>> START Available records
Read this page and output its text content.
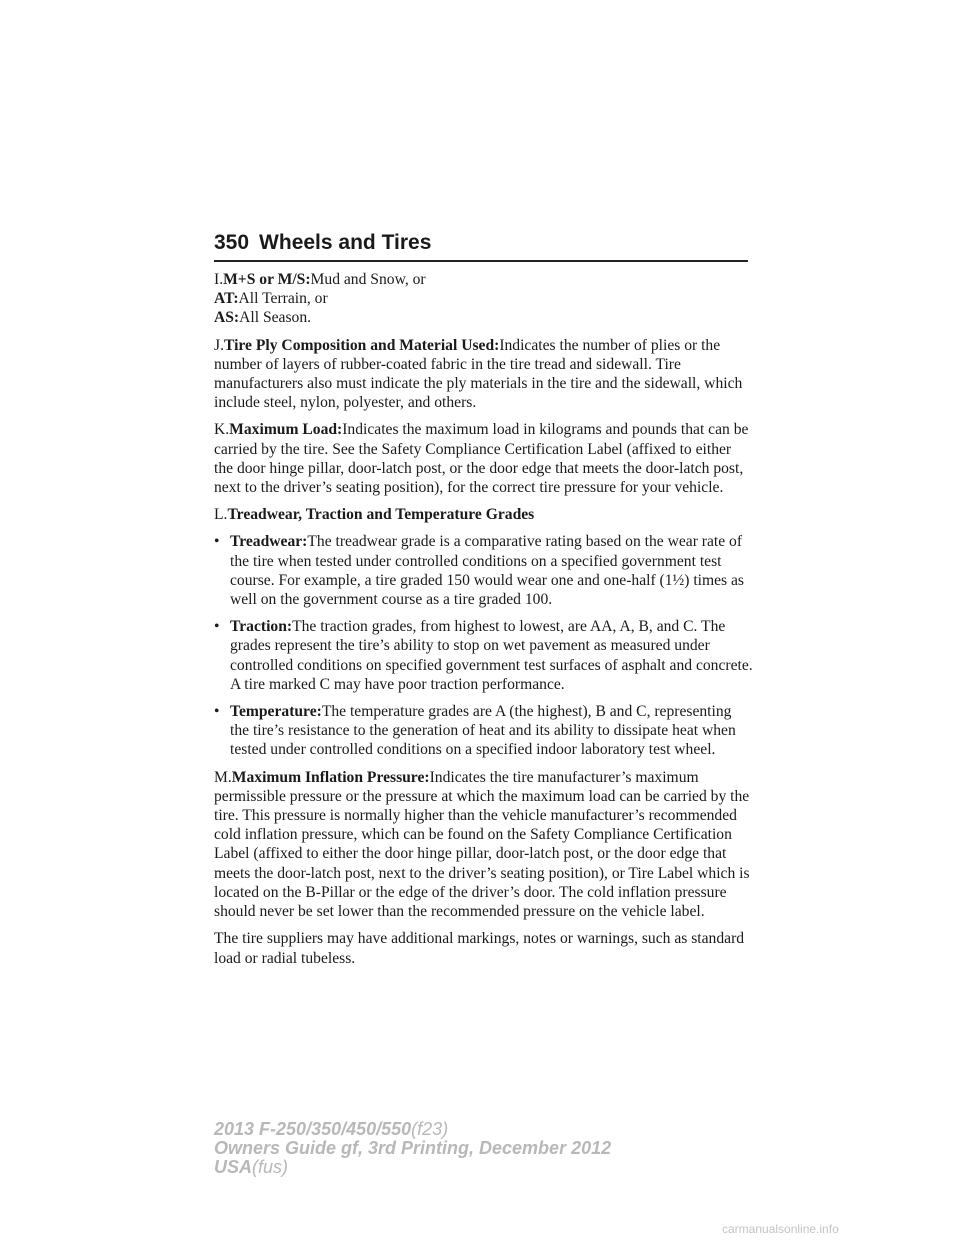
350 Wheels and Tires

I.M+S or M/S:Mud and Snow, or

AT:All Terrain, or

AS:All Season.

J.Tire Ply Composition and Material Used:Indicates the number of plies or the number of layers of rubber-coated fabric in the tire tread and sidewall. Tire manufacturers also must indicate the ply materials in the tire and the sidewall, which include steel, nylon, polyester, and others.

K.Maximum Load:Indicates the maximum load in kilograms and pounds that can be carried by the tire. See the Safety Compliance Certification Label (affixed to either the door hinge pillar, door-latch post, or the door edge that meets the door-latch post, next to the driver’s seating position), for the correct tire pressure for your vehicle.

L.Treadwear, Traction and Temperature Grades

• Treadwear:The treadwear grade is a comparative rating based on the wear rate of the tire when tested under controlled conditions on a specified government test course. For example, a tire graded 150 would wear one and one-half (1½) times as well on the government course as a tire graded 100.
• Traction:The traction grades, from highest to lowest, are AA, A, B, and C. The grades represent the tire’s ability to stop on wet pavement as measured under controlled conditions on specified government test surfaces of asphalt and concrete. A tire marked C may have poor traction performance.
• Temperature:The temperature grades are A (the highest), B and C, representing the tire’s resistance to the generation of heat and its ability to dissipate heat when tested under controlled conditions on a specified indoor laboratory test wheel.

M.Maximum Inflation Pressure:Indicates the tire manufacturer’s maximum permissible pressure or the pressure at which the maximum load can be carried by the tire. This pressure is normally higher than the vehicle manufacturer’s recommended cold inflation pressure, which can be found on the Safety Compliance Certification Label (affixed to either the door hinge pillar, door-latch post, or the door edge that meets the door-latch post, next to the driver’s seating position), or Tire Label which is located on the B-Pillar or the edge of the driver’s door. The cold inflation pressure should never be set lower than the recommended pressure on the vehicle label.

The tire suppliers may have additional markings, notes or warnings, such as standard load or radial tubeless.

2013 F-250/350/450/550(f23)
Owners Guide gf, 3rd Printing, December 2012
USA(fus)
carmanualsonline.info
>> END Available records
### What you will do
Print the records word for word and exclude any picture they hold.

### Task answer
Read this page and output its text content.
350 Wheels and Tires

I.M+S or M/S:Mud and Snow, or

AT:All Terrain, or

AS:All Season.

J.Tire Ply Composition and Material Used:Indicates the number of plies or the number of layers of rubber-coated fabric in the tire tread and sidewall. Tire manufacturers also must indicate the ply materials in the tire and the sidewall, which include steel, nylon, polyester, and others.

K.Maximum Load:Indicates the maximum load in kilograms and pounds that can be carried by the tire. See the Safety Compliance Certification Label (affixed to either the door hinge pillar, door-latch post, or the door edge that meets the door-latch post, next to the driver’s seating position), for the correct tire pressure for your vehicle.

L.Treadwear, Traction and Temperature Grades

• Treadwear:The treadwear grade is a comparative rating based on the wear rate of the tire when tested under controlled conditions on a specified government test course. For example, a tire graded 150 would wear one and one-half (1½) times as well on the government course as a tire graded 100.
• Traction:The traction grades, from highest to lowest, are AA, A, B, and C. The grades represent the tire’s ability to stop on wet pavement as measured under controlled conditions on specified government test surfaces of asphalt and concrete. A tire marked C may have poor traction performance.
• Temperature:The temperature grades are A (the highest), B and C, representing the tire’s resistance to the generation of heat and its ability to dissipate heat when tested under controlled conditions on a specified indoor laboratory test wheel.

M.Maximum Inflation Pressure:Indicates the tire manufacturer’s maximum permissible pressure or the pressure at which the maximum load can be carried by the tire. This pressure is normally higher than the vehicle manufacturer’s recommended cold inflation pressure, which can be found on the Safety Compliance Certification Label (affixed to either the door hinge pillar, door-latch post, or the door edge that meets the door-latch post, next to the driver’s seating position), or Tire Label which is located on the B-Pillar or the edge of the driver’s door. The cold inflation pressure should never be set lower than the recommended pressure on the vehicle label.

The tire suppliers may have additional markings, notes or warnings, such as standard load or radial tubeless.

2013 F-250/350/450/550(f23)
Owners Guide gf, 3rd Printing, December 2012
USA(fus)
carmanualsonline.info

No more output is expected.